• MATERIALS PROVIDED:
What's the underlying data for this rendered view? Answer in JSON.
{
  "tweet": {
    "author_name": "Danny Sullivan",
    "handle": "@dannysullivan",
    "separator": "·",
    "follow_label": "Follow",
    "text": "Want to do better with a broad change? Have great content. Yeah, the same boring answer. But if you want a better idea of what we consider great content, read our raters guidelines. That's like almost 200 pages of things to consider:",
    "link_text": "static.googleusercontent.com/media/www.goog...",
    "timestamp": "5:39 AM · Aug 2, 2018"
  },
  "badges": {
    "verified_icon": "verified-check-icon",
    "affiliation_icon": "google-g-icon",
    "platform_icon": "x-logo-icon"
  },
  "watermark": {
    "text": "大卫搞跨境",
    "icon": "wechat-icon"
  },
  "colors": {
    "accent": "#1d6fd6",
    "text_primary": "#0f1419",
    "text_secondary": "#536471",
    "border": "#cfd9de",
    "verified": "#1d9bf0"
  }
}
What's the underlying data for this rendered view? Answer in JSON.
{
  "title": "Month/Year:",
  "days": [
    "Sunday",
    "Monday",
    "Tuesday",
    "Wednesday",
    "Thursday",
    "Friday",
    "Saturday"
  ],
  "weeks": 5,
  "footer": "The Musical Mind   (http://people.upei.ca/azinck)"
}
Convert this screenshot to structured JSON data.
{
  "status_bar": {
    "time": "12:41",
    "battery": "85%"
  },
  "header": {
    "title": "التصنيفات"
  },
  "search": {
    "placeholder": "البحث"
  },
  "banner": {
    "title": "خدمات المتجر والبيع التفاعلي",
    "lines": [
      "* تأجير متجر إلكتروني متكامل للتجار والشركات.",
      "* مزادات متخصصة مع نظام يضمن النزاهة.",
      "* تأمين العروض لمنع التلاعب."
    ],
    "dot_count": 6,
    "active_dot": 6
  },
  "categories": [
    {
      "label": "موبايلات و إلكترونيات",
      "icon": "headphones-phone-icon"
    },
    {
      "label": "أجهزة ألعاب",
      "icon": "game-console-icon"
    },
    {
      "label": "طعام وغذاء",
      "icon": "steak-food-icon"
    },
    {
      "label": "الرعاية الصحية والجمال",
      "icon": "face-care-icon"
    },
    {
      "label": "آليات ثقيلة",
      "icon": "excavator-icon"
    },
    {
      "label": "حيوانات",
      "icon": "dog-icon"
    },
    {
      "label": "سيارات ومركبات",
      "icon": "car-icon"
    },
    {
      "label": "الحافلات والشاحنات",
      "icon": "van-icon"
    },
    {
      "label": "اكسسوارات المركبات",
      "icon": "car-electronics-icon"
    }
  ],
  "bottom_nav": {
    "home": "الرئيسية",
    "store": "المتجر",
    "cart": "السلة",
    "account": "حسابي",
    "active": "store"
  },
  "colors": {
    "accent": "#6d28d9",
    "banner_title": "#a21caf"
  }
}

• WHAT THE EXERCISE ASKS: Write out the full set of records exactly as given.

• ANSWER TO THIS EXERCISE:
What's the underlying data for this rendered view? Answer in JSON.
{
  "tweet": {
    "author_name": "Danny Sullivan",
    "handle": "@dannysullivan",
    "separator": "·",
    "follow_label": "Follow",
    "text": "Want to do better with a broad change? Have great content. Yeah, the same boring answer. But if you want a better idea of what we consider great content, read our raters guidelines. That's like almost 200 pages of things to consider:",
    "link_text": "static.googleusercontent.com/media/www.goog...",
    "timestamp": "5:39 AM · Aug 2, 2018"
  },
  "badges": {
    "verified_icon": "verified-check-icon",
    "affiliation_icon": "google-g-icon",
    "platform_icon": "x-logo-icon"
  },
  "watermark": {
    "text": "大卫搞跨境",
    "icon": "wechat-icon"
  },
  "colors": {
    "accent": "#1d6fd6",
    "text_primary": "#0f1419",
    "text_secondary": "#536471",
    "border": "#cfd9de",
    "verified": "#1d9bf0"
  }
}
What's the underlying data for this rendered view? Answer in JSON.
{
  "title": "Month/Year:",
  "days": [
    "Sunday",
    "Monday",
    "Tuesday",
    "Wednesday",
    "Thursday",
    "Friday",
    "Saturday"
  ],
  "weeks": 5,
  "footer": "The Musical Mind   (http://people.upei.ca/azinck)"
}
Convert this screenshot to structured JSON data.
{
  "status_bar": {
    "time": "12:41",
    "battery": "85%"
  },
  "header": {
    "title": "التصنيفات"
  },
  "search": {
    "placeholder": "البحث"
  },
  "banner": {
    "title": "خدمات المتجر والبيع التفاعلي",
    "lines": [
      "* تأجير متجر إلكتروني متكامل للتجار والشركات.",
      "* مزادات متخصصة مع نظام يضمن النزاهة.",
      "* تأمين العروض لمنع التلاعب."
    ],
    "dot_count": 6,
    "active_dot": 6
  },
  "categories": [
    {
      "label": "موبايلات و إلكترونيات",
      "icon": "headphones-phone-icon"
    },
    {
      "label": "أجهزة ألعاب",
      "icon": "game-console-icon"
    },
    {
      "label": "طعام وغذاء",
      "icon": "steak-food-icon"
    },
    {
      "label": "الرعاية الصحية والجمال",
      "icon": "face-care-icon"
    },
    {
      "label": "آليات ثقيلة",
      "icon": "excavator-icon"
    },
    {
      "label": "حيوانات",
      "icon": "dog-icon"
    },
    {
      "label": "سيارات ومركبات",
      "icon": "car-icon"
    },
    {
      "label": "الحافلات والشاحنات",
      "icon": "van-icon"
    },
    {
      "label": "اكسسوارات المركبات",
      "icon": "car-electronics-icon"
    }
  ],
  "bottom_nav": {
    "home": "الرئيسية",
    "store": "المتجر",
    "cart": "السلة",
    "account": "حسابي",
    "active": "store"
  },
  "colors": {
    "accent": "#6d28d9",
    "banner_title": "#a21caf"
  }
}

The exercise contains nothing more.